Records to use:
■ ■ ■ ■
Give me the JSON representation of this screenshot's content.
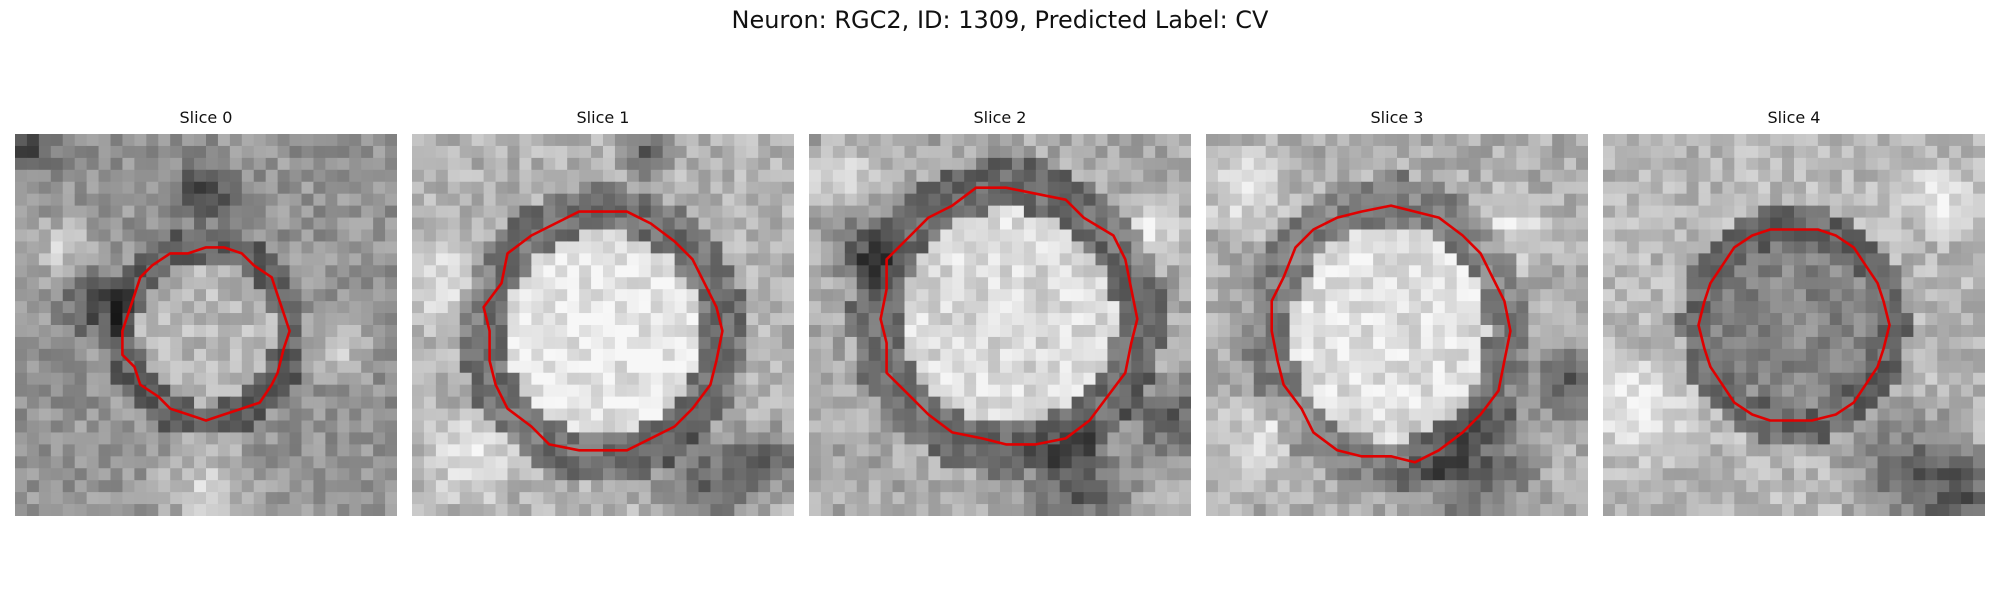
{
  "figure": {
    "title": "Neuron: RGC2, ID: 1309, Predicted Label: CV",
    "outline_color": "#e00000",
    "colormap": "grayscale"
  },
  "panels": [
    {
      "title": "Slice 0"
    },
    {
      "title": "Slice 1"
    },
    {
      "title": "Slice 2"
    },
    {
      "title": "Slice 3"
    },
    {
      "title": "Slice 4"
    }
  ]
}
■ ■ ■ ■
Skipping the pictures, transcribe each line above exactly as it appears.

Give me the JSON representation of this screenshot's content.
{
  "figure": {
    "title": "Neuron: RGC2, ID: 1309, Predicted Label: CV",
    "outline_color": "#e00000",
    "colormap": "grayscale"
  },
  "panels": [
    {
      "title": "Slice 0"
    },
    {
      "title": "Slice 1"
    },
    {
      "title": "Slice 2"
    },
    {
      "title": "Slice 3"
    },
    {
      "title": "Slice 4"
    }
  ]
}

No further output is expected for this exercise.